Data entries:
_ _ _ _ _ _ _
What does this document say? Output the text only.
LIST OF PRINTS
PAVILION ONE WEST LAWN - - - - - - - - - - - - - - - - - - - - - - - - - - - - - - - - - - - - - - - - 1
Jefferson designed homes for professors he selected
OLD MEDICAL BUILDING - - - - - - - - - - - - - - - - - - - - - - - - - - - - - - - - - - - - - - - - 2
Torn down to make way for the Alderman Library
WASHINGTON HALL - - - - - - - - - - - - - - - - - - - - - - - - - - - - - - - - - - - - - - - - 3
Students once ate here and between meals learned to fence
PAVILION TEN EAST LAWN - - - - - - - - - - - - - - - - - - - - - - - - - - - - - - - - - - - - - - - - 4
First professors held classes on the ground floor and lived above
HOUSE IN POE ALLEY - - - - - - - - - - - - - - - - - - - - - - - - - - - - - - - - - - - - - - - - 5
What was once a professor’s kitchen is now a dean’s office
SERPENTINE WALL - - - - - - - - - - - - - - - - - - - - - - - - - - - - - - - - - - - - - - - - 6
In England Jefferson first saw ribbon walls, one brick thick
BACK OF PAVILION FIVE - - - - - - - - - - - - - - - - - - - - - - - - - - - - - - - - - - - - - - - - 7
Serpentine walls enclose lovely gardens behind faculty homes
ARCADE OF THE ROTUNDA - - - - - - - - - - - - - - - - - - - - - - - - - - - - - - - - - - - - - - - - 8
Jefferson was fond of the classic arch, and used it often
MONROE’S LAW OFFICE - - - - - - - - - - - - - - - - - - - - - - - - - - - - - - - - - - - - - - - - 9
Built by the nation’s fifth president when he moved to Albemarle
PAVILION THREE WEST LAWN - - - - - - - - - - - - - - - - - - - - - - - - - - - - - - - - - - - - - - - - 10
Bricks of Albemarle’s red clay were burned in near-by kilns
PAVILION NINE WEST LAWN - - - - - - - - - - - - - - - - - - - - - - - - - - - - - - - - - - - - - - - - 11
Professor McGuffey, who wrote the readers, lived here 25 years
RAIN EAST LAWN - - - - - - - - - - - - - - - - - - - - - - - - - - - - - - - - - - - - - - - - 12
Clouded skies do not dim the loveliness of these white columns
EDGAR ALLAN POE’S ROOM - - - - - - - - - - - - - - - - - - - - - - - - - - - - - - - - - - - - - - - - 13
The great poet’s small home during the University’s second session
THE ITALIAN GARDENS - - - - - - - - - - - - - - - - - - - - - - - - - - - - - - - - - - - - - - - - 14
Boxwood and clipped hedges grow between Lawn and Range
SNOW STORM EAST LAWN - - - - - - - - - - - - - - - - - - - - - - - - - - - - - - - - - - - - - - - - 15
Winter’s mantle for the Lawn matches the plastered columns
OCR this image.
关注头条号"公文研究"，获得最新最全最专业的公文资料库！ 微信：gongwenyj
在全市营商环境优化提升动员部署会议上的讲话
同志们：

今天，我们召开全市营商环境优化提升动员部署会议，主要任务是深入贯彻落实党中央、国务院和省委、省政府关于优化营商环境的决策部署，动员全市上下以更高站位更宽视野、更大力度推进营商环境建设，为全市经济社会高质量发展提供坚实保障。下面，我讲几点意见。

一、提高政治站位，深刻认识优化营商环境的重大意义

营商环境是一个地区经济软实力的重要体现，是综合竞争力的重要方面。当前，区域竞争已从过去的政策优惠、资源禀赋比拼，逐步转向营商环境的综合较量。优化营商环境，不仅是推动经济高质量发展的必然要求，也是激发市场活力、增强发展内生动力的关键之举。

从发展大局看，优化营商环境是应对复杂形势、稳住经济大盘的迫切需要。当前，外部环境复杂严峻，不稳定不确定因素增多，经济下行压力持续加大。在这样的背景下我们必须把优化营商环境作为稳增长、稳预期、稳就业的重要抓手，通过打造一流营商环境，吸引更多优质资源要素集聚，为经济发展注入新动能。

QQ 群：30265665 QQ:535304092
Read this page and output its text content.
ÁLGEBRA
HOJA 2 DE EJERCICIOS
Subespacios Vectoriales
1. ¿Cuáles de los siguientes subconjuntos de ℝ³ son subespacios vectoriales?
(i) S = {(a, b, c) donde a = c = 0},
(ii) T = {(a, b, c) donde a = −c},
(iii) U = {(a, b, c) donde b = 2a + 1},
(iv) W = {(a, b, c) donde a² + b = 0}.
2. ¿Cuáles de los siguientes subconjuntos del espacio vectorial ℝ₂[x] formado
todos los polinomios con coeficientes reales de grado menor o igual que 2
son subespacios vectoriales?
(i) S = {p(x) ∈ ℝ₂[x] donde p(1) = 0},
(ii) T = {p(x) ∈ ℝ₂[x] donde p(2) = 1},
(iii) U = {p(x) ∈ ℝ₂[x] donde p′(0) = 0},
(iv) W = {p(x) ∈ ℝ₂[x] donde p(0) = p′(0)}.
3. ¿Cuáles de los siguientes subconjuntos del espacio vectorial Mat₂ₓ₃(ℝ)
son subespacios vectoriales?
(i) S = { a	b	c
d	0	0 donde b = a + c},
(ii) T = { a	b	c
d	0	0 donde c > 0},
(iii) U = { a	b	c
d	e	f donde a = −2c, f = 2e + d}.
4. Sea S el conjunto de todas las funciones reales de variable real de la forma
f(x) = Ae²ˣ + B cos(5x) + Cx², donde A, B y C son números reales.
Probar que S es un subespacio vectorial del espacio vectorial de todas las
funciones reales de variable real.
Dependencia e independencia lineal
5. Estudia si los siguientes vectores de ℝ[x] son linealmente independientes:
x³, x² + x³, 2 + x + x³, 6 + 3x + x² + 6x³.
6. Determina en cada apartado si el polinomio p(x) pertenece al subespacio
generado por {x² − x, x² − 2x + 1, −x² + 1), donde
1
_ _ _ _ _ _ _
PROBLEM TO WORK ON:
Collect the complete line wherever the string "once" appears in the records.

RESPONSE BELOW:
Students once ate here and between meals learned to fence
What was once a professor’s kitchen is now a dean’s office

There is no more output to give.